Pull out every line in the data that has the string "untuk" in it.

_ _ _

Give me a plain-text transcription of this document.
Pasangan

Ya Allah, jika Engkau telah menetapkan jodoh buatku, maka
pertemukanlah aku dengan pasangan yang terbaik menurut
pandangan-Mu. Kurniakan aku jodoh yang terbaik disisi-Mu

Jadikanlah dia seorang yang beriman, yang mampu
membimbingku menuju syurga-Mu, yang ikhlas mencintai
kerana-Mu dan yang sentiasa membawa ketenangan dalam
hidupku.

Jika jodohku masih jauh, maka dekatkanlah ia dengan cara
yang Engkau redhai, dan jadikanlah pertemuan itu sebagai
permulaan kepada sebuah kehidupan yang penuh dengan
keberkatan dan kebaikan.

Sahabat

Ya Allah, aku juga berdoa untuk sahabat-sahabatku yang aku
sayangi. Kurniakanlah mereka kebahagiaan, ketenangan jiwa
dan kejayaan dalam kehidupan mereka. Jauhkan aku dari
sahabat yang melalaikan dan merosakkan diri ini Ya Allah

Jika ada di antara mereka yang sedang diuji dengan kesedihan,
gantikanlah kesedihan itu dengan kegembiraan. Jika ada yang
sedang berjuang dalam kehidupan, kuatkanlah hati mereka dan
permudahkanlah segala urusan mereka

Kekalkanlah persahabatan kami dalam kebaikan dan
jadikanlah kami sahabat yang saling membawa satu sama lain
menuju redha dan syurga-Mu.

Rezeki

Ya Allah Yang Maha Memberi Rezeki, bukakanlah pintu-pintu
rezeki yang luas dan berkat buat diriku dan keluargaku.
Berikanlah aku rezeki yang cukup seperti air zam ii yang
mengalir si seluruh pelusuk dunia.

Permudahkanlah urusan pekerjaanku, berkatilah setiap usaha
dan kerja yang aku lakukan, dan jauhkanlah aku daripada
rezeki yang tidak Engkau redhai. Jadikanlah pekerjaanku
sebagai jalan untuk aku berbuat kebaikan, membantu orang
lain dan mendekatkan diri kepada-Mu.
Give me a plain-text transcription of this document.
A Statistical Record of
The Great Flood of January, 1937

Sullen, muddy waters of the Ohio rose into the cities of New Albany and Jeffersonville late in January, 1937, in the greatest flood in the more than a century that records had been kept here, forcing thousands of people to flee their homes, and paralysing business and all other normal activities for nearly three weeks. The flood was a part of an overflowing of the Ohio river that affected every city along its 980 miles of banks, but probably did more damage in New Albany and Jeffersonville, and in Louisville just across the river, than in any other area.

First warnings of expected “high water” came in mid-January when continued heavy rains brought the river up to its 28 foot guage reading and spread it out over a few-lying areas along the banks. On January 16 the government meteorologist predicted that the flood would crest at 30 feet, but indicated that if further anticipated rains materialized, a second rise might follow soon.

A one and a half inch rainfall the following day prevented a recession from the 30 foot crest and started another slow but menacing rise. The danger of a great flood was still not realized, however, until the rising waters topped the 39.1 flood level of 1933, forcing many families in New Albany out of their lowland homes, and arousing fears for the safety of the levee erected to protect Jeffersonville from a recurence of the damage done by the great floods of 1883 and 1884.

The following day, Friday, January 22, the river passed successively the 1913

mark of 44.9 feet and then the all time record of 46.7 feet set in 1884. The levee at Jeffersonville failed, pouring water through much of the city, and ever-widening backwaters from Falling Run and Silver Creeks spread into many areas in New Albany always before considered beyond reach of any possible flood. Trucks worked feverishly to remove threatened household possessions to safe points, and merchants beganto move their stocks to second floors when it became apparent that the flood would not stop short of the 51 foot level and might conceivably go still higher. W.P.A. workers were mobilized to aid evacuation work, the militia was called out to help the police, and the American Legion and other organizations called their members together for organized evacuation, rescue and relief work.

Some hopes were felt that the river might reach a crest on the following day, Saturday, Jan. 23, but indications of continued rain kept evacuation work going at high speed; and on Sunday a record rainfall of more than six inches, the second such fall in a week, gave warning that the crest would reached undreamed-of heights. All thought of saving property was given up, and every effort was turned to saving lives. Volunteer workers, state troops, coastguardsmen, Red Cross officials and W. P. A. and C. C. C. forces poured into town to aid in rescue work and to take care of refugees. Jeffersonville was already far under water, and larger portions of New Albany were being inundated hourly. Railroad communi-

_ _ _

Task response>
Ya Allah, aku juga berdoa untuk sahabat-sahabatku yang aku
sebagai jalan untuk aku berbuat kebaikan, membantu orang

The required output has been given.